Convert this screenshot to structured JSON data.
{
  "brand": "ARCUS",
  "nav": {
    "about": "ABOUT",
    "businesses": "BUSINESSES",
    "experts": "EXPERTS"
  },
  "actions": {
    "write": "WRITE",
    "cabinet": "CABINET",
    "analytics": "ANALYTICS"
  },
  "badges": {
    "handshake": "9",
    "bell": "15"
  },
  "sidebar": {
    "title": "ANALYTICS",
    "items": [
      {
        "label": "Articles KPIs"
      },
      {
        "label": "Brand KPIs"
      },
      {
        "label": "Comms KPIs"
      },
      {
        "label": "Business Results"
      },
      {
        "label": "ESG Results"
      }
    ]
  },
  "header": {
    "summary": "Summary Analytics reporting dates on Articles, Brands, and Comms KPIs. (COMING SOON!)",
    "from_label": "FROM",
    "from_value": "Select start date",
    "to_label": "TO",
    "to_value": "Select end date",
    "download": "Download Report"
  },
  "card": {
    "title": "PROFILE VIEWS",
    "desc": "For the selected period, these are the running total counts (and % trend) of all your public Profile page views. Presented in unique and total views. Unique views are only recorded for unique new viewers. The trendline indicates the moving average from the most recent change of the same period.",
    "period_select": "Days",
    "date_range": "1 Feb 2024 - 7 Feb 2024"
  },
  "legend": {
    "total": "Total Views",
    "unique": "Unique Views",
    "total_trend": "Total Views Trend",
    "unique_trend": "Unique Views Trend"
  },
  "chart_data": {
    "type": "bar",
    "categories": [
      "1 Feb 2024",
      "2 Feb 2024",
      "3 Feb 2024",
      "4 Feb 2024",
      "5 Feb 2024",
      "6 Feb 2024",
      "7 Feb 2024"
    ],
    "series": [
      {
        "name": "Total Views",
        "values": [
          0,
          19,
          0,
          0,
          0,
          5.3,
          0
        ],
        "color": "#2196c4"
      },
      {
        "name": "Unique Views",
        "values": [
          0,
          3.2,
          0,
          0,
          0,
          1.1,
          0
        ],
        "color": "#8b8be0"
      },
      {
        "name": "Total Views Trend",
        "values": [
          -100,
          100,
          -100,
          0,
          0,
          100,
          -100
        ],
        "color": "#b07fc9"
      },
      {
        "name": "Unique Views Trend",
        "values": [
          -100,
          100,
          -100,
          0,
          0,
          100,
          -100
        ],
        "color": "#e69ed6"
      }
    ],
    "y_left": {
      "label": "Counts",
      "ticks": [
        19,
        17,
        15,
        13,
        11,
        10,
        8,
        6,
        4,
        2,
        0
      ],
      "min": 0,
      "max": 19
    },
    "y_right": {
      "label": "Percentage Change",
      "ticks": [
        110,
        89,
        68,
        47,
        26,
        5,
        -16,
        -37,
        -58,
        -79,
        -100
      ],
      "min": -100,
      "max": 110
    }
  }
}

- **What you have to do**
Answer with one number: how many lines in the listing hold "title".

- **The output**
2